- _Verilen Metin_:
--*--
Sevgili Efendimiz, şu cevabı verdi:
“Bana bir fenalık gelmesinden korktum!”
Onlar, “Allah sana kötülük eriştirmez. Sende çok iyi haslet ve meziyetler var. Söyle bakalım, sen ne gördün?” dediler.
Bu sefer Peygamberimiz, şunları anlattı:
“Ben, bu putun yanına yaklaştığım zaman, uzun boylu ve beyazlar giyinmiş biri orada peydâ oldu. Bana ‘Yâ Muhammed! Geri çekil, sakın o puta el sürme!’ diye haykırdı.”[1]
Bu vak’adan sonra, Resûlullah Efendimiz, herhangi bir sebep ve saikle putların yanına uğramadı ve onların bu bayram ve merasimlerine hiçbir zaman katılmadı.
Evet, risâlet vazifesiyle memur edilir edilmez eline tevhid bayrağını alıp dalgalandıracak bir zât, elbette çocukluğunda ve gençliğinde de tevhid inancının zıddı olan şirkten ve putperestlikten uzak, tertemiz bir hayata sahip bulunacaktır.
Cenab-ı Hak, Sevgili Resûlünü, henüz ne teklif, ne memuriyet, hiçbir şeyle alâkalı bulunmadığı zamanlarda bile her türlü çirkinlikten koruyor ve onu hususî bir murakabe altında terbiye ediyordu. Resûl-i Kibriya Efendimiz de, “Beni Rabbim terbiye etti; ne güzel terbiye etti!”[2]sözleriyle bu gerçeğe işaret buyurmuşlardır.
İnsaflı müsteşrikler de, her şeye rağmen bu hususu inkâr edememişlerdir. Sir W. Muir, Muhammed’in Hayatı isimli eserinde, şu itirafta bulunmaktan kendini alamaz:
“Hz. Muhammed hakkındaki bütün neşriyatımız bir nokta üzerinde ittifak eder. O da, onun ahlâkının temizliği ve yüksekliğidir!”
--*--
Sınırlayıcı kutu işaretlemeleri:
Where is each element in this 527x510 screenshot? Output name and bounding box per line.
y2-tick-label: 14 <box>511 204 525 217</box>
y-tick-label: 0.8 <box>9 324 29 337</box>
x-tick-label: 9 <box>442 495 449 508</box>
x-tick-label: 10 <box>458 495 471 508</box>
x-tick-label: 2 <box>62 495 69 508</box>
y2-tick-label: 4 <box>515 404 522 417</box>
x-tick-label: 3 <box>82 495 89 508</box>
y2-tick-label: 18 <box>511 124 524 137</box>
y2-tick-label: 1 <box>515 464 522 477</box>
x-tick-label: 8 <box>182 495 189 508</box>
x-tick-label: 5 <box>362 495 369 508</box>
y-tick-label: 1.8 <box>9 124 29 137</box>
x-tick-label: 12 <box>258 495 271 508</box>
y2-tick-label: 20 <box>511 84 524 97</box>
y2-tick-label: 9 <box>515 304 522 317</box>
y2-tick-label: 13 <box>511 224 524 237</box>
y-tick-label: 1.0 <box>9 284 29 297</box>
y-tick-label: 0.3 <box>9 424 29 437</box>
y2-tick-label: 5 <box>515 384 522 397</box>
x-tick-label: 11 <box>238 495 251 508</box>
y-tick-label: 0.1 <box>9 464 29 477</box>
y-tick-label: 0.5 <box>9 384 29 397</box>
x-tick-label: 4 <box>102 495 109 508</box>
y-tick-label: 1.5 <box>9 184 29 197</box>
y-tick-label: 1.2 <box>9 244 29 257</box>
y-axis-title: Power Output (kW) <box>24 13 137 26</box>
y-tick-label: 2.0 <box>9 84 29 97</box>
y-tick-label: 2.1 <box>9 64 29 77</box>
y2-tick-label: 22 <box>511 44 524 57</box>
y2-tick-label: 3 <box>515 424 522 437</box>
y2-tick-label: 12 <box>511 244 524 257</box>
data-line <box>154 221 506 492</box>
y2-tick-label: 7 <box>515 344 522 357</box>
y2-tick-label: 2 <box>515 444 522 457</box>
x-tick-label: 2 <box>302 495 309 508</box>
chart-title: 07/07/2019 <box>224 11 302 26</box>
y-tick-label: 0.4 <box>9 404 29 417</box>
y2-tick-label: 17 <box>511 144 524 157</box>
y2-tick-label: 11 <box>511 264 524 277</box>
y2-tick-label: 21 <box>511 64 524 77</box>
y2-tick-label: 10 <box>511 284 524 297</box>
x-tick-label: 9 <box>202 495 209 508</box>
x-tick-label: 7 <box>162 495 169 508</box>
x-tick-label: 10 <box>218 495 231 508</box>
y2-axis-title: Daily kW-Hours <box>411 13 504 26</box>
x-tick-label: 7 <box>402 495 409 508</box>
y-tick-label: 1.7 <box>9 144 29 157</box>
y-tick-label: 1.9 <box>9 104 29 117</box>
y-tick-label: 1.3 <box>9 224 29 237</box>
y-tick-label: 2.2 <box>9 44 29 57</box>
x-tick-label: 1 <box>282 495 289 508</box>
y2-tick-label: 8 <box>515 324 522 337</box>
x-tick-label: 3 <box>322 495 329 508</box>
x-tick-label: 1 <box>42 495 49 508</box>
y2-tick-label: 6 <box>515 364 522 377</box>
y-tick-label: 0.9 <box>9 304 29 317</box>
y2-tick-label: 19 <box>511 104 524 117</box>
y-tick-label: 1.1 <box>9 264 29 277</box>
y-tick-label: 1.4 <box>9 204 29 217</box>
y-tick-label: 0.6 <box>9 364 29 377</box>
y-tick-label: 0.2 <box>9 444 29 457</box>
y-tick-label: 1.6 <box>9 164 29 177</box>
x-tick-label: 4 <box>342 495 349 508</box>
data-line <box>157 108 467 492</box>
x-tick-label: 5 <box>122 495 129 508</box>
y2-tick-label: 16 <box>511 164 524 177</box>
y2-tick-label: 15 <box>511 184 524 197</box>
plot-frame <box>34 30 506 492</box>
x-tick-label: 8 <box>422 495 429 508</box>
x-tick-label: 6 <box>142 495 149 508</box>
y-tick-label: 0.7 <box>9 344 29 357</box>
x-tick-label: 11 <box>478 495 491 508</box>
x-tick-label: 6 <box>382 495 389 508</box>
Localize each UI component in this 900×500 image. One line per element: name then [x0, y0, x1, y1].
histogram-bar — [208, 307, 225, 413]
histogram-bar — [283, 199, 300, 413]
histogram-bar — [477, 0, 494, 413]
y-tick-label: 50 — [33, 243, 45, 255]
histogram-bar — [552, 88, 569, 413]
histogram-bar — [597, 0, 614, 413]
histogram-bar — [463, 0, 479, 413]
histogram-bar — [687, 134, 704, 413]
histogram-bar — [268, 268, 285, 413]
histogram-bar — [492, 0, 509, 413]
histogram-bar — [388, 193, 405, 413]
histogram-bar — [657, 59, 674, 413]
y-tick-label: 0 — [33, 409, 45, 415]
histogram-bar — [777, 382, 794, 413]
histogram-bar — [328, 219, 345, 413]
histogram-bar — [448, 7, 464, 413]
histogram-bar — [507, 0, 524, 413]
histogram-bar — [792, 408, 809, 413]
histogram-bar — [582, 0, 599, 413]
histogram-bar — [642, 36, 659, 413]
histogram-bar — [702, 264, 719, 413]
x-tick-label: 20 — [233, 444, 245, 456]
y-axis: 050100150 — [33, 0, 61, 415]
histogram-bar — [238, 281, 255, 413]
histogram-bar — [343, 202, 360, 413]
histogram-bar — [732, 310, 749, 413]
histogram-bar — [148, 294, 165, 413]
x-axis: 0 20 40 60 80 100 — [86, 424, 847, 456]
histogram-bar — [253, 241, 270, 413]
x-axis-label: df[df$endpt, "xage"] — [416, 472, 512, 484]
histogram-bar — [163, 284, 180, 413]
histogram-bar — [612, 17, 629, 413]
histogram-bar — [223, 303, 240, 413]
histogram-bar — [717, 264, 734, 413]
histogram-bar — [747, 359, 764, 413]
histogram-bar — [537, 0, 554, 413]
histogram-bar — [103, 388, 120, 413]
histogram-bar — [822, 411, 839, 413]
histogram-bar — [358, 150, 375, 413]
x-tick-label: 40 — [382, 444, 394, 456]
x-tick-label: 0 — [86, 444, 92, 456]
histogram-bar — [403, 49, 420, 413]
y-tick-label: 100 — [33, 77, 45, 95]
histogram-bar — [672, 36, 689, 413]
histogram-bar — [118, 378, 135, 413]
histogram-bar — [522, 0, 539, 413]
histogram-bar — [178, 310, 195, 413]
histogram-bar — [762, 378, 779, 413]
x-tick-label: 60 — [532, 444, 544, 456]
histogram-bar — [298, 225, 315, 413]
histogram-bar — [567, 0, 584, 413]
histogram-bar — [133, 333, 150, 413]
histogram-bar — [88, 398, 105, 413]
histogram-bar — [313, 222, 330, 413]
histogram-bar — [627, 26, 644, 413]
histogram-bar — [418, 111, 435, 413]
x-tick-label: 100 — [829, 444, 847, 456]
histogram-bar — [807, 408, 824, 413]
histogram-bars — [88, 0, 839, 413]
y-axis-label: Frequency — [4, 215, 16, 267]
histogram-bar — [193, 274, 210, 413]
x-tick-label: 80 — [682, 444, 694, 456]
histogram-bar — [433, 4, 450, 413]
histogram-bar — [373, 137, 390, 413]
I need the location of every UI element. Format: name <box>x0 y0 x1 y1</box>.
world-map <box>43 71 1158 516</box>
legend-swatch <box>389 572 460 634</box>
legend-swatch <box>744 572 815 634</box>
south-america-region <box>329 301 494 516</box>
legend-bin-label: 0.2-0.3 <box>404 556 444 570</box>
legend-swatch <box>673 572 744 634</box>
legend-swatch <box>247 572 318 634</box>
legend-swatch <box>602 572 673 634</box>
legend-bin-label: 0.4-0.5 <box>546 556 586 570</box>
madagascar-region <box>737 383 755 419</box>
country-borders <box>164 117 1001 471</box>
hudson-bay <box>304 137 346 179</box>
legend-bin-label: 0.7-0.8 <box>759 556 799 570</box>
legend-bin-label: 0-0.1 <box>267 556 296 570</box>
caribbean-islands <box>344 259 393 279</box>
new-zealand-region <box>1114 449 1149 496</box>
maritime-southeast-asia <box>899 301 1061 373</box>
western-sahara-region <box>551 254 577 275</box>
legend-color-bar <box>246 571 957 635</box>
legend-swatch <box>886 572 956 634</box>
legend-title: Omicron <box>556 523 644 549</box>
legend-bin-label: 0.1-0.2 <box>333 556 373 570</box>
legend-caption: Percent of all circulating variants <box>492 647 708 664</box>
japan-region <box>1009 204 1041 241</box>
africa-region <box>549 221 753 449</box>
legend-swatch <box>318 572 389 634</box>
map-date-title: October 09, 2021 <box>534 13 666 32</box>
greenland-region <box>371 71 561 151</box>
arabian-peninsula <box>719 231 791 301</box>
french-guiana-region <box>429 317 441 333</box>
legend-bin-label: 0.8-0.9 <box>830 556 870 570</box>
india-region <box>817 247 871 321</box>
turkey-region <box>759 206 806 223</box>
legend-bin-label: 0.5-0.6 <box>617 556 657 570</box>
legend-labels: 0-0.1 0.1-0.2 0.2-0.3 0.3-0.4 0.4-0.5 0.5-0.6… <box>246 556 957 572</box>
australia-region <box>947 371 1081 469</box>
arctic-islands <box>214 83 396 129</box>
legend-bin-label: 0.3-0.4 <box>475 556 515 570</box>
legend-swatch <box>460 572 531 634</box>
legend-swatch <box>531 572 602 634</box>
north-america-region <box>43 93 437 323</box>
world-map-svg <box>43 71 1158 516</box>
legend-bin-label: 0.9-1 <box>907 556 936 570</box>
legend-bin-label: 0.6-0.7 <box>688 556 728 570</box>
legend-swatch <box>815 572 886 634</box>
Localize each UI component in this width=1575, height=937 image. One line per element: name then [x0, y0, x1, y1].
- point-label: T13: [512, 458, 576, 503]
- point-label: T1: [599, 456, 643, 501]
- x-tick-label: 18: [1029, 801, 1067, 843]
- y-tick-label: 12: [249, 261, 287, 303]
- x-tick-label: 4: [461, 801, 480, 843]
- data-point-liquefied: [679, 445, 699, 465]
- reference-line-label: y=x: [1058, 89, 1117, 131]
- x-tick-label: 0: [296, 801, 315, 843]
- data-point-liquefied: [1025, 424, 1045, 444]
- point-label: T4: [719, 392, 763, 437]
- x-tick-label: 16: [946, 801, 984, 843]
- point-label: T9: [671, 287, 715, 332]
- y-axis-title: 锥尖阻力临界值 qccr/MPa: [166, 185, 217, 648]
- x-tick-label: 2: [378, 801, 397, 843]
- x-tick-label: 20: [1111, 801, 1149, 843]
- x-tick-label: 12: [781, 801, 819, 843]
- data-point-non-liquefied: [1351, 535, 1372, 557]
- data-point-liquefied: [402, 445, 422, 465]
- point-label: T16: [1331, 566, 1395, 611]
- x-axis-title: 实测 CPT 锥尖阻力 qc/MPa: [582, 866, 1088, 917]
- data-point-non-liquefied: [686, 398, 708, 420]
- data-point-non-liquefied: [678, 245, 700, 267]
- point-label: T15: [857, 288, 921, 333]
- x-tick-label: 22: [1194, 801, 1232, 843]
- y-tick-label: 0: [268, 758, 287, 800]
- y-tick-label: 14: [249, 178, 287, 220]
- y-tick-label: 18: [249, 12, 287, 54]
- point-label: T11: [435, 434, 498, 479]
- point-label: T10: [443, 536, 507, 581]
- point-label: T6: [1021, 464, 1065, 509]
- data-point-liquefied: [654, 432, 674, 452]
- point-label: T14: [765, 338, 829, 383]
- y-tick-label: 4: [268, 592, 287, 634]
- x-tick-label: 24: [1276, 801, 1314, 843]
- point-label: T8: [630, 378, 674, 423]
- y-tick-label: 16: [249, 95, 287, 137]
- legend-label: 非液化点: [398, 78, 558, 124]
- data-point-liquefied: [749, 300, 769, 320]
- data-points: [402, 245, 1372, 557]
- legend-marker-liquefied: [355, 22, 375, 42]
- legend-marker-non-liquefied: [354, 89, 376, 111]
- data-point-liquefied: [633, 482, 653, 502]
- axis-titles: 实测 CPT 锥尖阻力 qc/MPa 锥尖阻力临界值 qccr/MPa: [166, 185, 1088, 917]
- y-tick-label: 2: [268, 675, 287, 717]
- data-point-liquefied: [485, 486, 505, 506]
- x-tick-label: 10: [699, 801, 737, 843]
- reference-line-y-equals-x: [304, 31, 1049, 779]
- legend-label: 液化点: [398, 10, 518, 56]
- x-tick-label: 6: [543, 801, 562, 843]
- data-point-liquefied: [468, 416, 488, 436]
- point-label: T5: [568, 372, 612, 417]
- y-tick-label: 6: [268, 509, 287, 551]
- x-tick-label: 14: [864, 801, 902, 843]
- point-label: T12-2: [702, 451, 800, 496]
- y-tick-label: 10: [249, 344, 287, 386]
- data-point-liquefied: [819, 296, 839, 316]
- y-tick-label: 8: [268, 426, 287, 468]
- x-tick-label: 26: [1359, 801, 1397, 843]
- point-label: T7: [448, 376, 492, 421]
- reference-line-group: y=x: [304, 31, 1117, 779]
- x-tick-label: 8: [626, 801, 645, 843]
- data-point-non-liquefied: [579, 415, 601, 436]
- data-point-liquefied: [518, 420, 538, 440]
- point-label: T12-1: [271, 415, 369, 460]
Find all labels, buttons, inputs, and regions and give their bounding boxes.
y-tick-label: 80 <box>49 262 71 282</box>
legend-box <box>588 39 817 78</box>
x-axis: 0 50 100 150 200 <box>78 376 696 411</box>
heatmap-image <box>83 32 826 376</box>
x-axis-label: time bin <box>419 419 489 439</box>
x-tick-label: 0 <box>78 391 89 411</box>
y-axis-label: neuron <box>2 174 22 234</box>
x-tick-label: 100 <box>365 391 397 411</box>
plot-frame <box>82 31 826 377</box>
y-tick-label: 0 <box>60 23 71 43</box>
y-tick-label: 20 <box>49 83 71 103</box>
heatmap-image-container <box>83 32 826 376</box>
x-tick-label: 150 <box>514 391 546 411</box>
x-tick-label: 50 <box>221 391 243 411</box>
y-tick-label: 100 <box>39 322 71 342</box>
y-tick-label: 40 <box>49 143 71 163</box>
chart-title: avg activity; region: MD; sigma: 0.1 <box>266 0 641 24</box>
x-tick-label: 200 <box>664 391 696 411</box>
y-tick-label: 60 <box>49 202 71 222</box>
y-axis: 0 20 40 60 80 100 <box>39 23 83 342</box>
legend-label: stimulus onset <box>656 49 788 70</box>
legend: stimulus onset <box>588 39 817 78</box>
--*--
- _Alıştırma Görevleri_:
• 1. Kayıtların en başından başlayıp "x-tick-label: 3 <box>82 495 89 508</box>" geçen satırla biten bölümü, iki ucu da dahil olmak üzere hiç değiştirmeden yaz.
• 2. Peygamber Efendimizin putlardan uzak durmasını anlatan metni kaldığı yerden devam ettir.

- _Alıştırma Cevapları_:
• 1.
Where is each element in this 527x510 screenshot? Output name and bounding box per line.
y2-tick-label: 14 <box>511 204 525 217</box>
y-tick-label: 0.8 <box>9 324 29 337</box>
x-tick-label: 9 <box>442 495 449 508</box>
x-tick-label: 10 <box>458 495 471 508</box>
x-tick-label: 2 <box>62 495 69 508</box>
y2-tick-label: 4 <box>515 404 522 417</box>
x-tick-label: 3 <box>82 495 89 508</box>

• 2.
DÖRDÜNCÜ FİCAR MUHAREBESİ VE EFENDİMİZ
Peygamberimiz yirmi yaşında iken, Dördüncü Ficar Muharebesi patlak verdi.[3]
İslam’dan evvel, Câhiliyye devrinde, Araplar arasında cinayetlerin, kanlı çarpışma ve şiddet olaylarının, kan davalarının ve her türlü hırsızlık ve yolsuzluk olaylarının ardı arkası kesilmiyordu. Kalpleri şefkat ve merhametten mahrum, cemiyet hayatları hak ve hukuktan uzak insanlardan, birbirini kırıp geçmekten başka zaten ne beklenebilirdi?
Muharrem, Receb, Zilkade ve Zilhicce ayları, öteden beri Araplarca mukaddes aylar sayılıyordu. Bu aylarda her türlü kötülüğün işlenmesi, her türlü haksızlığın yapılması, kan dökülmesi kesinlikle yasaktı. Bunun için de “haram aylar” adıyla anılıyorlardı.
İşte, Ficar Muharebeleri bu aylardan birinde vuku bulduğu ve iki taraf arasında büyük haksızlıklar, zulümler irtikâb edildiği, kan döküldüğü için bu ismi almışlardı.[4]
Araplar arasında Ficar Muharebeleri, dört kere meydana gelmişti.
Birinci Ficar Muharebesi sırasında, Kâinatın Efendisi, henüz on yaşlarında bulunuyordu.[5]
Dokuz sene gibi uzun bir zaman süren bu dört muharebe, aslında oldukça basit ve ehemmiyetsiz hadiseler yüzünden meydana gelmişti.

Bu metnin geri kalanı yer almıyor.